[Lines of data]
○ ○ ○ ○ ○ ○ ○

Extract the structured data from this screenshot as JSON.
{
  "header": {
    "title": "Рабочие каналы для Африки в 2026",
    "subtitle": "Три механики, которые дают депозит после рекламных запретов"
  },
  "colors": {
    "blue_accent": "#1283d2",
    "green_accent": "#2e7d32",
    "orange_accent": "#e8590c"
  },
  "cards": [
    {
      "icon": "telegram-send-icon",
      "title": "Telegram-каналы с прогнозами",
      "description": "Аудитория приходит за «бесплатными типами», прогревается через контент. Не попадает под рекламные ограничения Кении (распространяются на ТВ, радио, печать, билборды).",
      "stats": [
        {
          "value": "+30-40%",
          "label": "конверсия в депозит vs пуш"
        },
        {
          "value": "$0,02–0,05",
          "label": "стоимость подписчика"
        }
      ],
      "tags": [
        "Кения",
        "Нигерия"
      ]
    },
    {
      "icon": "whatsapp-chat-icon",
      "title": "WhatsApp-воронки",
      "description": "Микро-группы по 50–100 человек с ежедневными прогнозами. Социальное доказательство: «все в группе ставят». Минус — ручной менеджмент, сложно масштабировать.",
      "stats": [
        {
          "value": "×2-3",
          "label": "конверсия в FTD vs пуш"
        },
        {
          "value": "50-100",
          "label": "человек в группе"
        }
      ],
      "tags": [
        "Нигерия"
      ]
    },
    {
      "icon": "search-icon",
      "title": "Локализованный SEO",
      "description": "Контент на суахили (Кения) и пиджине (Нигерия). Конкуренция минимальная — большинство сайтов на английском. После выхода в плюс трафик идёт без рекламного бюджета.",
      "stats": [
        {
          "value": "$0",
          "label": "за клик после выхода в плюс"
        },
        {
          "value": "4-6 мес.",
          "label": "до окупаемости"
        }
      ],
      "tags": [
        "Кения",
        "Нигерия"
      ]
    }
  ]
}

○ ○ ○ ○ ○ ○ ○

> [Task to complete] Note every line above where the string "description" shows up, and copy those lines.

> [Full answer]
      "description": "Аудитория приходит за «бесплатными типами», прогревается через контент. Не попадает под рекламные ограничения Кении (распространяются на ТВ, радио, печать, билборды).",
      "description": "Микро-группы по 50–100 человек с ежедневными прогнозами. Социальное доказательство: «все в группе ставят». Минус — ручной менеджмент, сложно масштабировать.",
      "description": "Контент на суахили (Кения) и пиджине (Нигерия). Конкуренция минимальная — большинство сайтов на английском. После выхода в плюс трафик идёт без рекламного бюджета.",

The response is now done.